Set problem
Each line of the listing that contains the word "lượng" is to be copied.

· · · · ·

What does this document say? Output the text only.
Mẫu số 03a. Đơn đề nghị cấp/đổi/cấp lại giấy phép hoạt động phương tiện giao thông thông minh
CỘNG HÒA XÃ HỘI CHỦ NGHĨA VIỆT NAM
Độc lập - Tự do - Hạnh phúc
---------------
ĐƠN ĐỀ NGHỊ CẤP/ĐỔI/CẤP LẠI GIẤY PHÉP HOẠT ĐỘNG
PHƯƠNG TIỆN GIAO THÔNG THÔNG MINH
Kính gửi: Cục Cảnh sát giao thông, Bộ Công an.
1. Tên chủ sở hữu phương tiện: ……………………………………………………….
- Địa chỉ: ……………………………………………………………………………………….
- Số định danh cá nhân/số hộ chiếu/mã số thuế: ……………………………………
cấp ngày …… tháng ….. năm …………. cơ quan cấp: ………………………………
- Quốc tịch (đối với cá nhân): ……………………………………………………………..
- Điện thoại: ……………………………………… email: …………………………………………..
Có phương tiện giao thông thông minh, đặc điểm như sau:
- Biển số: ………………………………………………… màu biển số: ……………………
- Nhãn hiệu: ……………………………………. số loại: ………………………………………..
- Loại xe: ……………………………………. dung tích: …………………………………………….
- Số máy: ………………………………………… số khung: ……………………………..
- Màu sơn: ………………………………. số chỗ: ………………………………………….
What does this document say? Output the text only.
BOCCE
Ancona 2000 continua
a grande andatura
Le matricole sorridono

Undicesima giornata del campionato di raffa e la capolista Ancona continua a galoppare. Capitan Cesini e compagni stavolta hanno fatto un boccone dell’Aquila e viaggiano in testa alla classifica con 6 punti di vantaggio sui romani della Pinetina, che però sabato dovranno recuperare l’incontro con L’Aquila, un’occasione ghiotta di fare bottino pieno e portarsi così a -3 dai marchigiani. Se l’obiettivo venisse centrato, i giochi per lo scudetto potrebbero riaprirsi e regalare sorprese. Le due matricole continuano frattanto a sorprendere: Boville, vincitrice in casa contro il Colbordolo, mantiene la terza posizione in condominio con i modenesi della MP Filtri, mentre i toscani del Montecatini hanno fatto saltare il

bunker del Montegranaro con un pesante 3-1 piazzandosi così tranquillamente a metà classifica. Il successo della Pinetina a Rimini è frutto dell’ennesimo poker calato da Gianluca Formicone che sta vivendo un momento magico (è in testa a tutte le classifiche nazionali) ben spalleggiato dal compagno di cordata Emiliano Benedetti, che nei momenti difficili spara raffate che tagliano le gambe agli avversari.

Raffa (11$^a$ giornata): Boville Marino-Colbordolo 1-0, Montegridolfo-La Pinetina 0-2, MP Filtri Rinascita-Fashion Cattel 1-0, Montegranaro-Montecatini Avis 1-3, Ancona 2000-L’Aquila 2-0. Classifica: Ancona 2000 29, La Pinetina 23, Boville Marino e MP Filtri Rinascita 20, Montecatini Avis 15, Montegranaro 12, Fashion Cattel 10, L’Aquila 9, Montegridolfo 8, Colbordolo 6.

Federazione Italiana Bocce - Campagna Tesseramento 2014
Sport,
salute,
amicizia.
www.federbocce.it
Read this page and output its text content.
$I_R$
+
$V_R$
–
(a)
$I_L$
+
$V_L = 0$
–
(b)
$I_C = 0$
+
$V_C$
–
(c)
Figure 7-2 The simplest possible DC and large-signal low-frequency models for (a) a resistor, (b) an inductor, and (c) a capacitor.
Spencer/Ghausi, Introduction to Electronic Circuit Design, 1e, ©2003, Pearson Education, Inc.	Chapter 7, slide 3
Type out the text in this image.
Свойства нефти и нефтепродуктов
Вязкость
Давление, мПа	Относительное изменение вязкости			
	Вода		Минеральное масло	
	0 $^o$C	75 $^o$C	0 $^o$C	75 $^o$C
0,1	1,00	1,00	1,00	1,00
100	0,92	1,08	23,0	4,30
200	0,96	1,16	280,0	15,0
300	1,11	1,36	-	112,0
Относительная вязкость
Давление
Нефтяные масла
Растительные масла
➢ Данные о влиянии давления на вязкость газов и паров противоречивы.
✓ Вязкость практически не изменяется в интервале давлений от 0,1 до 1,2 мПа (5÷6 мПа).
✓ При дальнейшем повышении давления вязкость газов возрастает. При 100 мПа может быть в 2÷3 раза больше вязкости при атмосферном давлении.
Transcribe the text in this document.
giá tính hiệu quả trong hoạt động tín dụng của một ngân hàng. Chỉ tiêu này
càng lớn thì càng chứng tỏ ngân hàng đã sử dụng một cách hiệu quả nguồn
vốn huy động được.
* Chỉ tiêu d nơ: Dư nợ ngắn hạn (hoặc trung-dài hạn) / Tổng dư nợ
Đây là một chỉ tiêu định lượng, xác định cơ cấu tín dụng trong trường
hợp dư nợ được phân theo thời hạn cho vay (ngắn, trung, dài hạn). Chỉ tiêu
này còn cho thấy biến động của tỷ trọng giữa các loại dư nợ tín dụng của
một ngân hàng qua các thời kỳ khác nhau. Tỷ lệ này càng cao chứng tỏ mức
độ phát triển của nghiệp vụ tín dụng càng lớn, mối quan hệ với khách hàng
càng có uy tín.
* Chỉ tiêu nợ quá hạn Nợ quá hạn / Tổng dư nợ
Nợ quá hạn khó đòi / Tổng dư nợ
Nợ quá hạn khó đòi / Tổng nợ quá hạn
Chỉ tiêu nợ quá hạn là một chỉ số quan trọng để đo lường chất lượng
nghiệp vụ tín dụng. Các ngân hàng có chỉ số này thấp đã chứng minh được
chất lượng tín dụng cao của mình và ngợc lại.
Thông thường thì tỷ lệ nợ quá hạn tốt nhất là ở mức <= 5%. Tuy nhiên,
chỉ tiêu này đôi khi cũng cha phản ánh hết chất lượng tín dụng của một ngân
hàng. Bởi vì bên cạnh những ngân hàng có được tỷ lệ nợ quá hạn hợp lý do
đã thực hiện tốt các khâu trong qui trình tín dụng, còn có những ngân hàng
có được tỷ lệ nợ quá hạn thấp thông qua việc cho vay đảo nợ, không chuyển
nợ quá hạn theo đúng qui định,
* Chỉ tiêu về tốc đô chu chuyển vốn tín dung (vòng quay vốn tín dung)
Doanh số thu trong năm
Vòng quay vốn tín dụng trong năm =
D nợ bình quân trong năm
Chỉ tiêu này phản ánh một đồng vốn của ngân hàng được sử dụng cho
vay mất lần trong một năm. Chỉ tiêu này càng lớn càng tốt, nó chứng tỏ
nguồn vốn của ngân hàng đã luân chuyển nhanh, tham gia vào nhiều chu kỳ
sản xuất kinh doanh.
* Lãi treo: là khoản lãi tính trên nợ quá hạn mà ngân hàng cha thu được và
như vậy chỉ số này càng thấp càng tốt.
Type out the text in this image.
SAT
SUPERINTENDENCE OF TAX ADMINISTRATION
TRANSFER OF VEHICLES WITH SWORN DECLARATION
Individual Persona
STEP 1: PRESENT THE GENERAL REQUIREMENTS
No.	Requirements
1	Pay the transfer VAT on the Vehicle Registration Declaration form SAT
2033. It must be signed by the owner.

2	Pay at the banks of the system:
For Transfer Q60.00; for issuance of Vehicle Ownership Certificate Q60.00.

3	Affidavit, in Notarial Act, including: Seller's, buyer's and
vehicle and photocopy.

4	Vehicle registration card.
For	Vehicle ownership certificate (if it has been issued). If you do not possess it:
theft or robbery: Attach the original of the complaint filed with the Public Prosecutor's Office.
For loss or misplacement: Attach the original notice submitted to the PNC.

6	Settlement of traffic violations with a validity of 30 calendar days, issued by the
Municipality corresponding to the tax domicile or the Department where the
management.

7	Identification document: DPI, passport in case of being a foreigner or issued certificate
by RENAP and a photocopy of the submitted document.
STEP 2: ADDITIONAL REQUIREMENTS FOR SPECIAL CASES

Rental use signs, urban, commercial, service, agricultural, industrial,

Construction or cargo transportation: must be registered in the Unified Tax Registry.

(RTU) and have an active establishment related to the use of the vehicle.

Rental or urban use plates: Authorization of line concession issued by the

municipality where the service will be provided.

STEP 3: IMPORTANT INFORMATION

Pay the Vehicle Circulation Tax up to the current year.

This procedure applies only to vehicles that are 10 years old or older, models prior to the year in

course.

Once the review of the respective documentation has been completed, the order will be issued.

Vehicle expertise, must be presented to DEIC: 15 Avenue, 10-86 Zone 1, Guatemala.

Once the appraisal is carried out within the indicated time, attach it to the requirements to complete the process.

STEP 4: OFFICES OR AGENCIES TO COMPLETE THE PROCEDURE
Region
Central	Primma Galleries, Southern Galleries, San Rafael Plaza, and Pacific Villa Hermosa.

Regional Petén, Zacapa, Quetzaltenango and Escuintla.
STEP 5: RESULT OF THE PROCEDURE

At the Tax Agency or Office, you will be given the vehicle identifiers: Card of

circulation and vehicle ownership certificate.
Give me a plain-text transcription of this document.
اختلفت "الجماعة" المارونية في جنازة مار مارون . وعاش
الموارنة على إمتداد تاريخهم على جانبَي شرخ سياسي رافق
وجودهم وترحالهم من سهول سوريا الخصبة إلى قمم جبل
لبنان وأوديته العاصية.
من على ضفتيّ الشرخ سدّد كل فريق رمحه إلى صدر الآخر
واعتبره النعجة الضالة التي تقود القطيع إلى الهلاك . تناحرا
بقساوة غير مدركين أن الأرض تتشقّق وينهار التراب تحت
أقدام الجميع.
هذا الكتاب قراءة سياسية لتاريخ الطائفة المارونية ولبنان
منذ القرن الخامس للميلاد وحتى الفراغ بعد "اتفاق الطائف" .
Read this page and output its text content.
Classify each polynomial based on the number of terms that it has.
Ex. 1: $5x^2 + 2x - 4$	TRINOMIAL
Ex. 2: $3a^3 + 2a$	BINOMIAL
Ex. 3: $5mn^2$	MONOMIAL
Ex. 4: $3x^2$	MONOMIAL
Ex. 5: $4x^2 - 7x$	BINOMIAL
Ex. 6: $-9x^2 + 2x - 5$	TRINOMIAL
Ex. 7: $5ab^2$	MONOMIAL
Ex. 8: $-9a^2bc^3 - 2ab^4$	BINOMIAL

· · · · ·

Output of the task
Đây là một chỉ tiêu định lượng, xác định cơ cấu tín dụng trong trường
Chỉ tiêu nợ quá hạn là một chỉ số quan trọng để đo lường chất lượng
chất lượng tín dụng cao của mình và ngợc lại.
chỉ tiêu này đôi khi cũng cha phản ánh hết chất lượng tín dụng của một ngân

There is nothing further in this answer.